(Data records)
(begin)
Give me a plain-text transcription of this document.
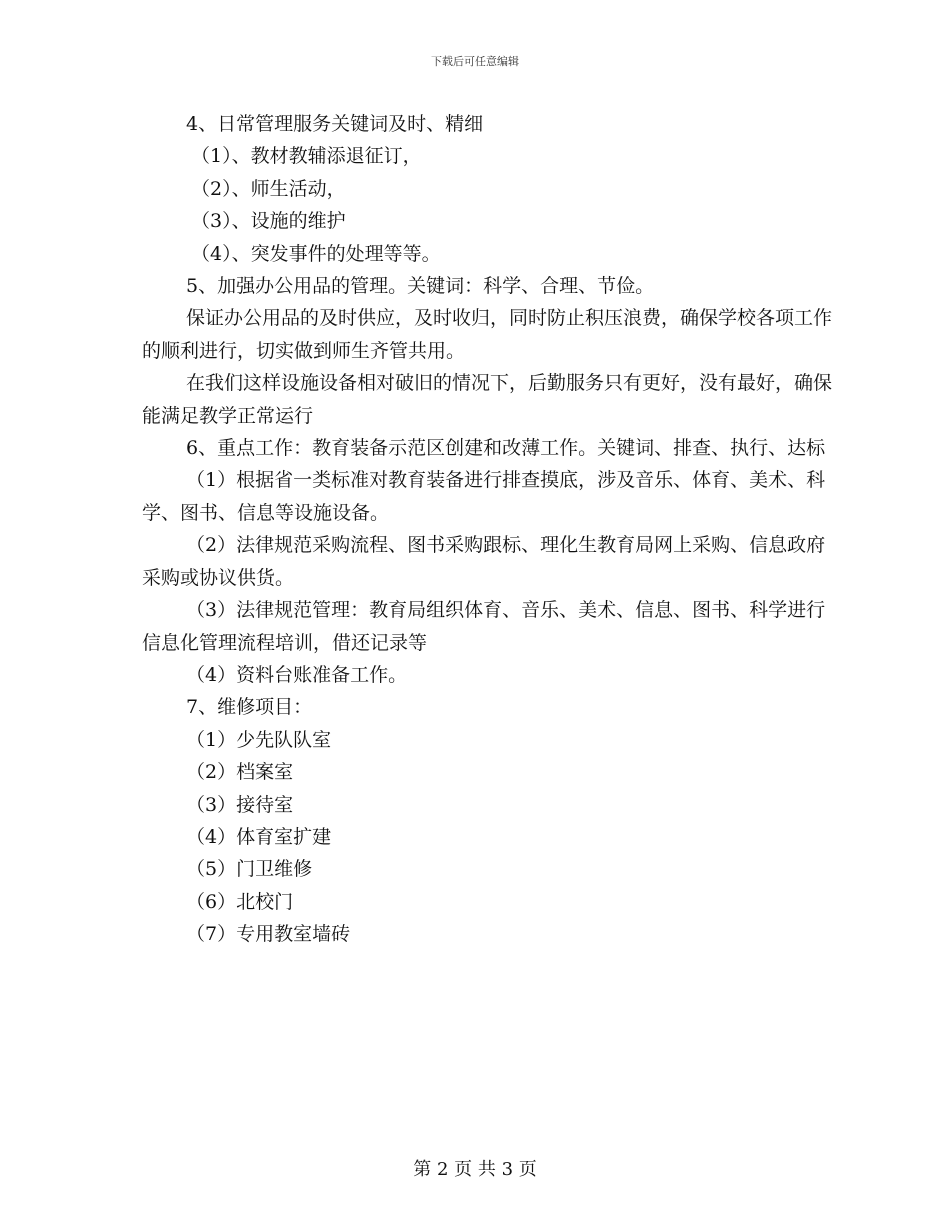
下载后可任意编辑

4、日常管理服务关键词及时、精细

（1）、教材教辅添退征订，

（2）、师生活动，

（3）、设施的维护

（4）、突发事件的处理等等。

5、加强办公用品的管理。关键词：科学、合理、节俭。

保证办公用品的及时供应，及时收归，同时防止积压浪费，确保学校各项工作的顺利进行，切实做到师生齐管共用。

在我们这样设施设备相对破旧的情况下，后勤服务只有更好，没有最好，确保能满足教学正常运行

6、重点工作：教育装备示范区创建和改薄工作。关键词、排查、执行、达标

（1）根据省一类标准对教育装备进行排查摸底，涉及音乐、体育、美术、科学、图书、信息等设施设备。

（2）法律规范采购流程、图书采购跟标、理化生教育局网上采购、信息政府采购或协议供货。

（3）法律规范管理：教育局组织体育、音乐、美术、信息、图书、科学进行信息化管理流程培训，借还记录等

（4）资料台账准备工作。

7、维修项目：

（1）少先队队室

（2）档案室

（3）接待室

（4）体育室扩建

（5）门卫维修

（6）北校门

（7）专用教室墙砖

第 2 页 共 3 页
(end)
Exclude the pictures and repeat every other part of the records word for word.

EXPECTED OUTPUT:
Give me a plain-text transcription of this document.
下载后可任意编辑

4、日常管理服务关键词及时、精细

（1）、教材教辅添退征订，

（2）、师生活动，

（3）、设施的维护

（4）、突发事件的处理等等。

5、加强办公用品的管理。关键词：科学、合理、节俭。

保证办公用品的及时供应，及时收归，同时防止积压浪费，确保学校各项工作的顺利进行，切实做到师生齐管共用。

在我们这样设施设备相对破旧的情况下，后勤服务只有更好，没有最好，确保能满足教学正常运行

6、重点工作：教育装备示范区创建和改薄工作。关键词、排查、执行、达标

（1）根据省一类标准对教育装备进行排查摸底，涉及音乐、体育、美术、科学、图书、信息等设施设备。

（2）法律规范采购流程、图书采购跟标、理化生教育局网上采购、信息政府采购或协议供货。

（3）法律规范管理：教育局组织体育、音乐、美术、信息、图书、科学进行信息化管理流程培训，借还记录等

（4）资料台账准备工作。

7、维修项目：

（1）少先队队室

（2）档案室

（3）接待室

（4）体育室扩建

（5）门卫维修

（6）北校门

（7）专用教室墙砖

第 2 页 共 3 页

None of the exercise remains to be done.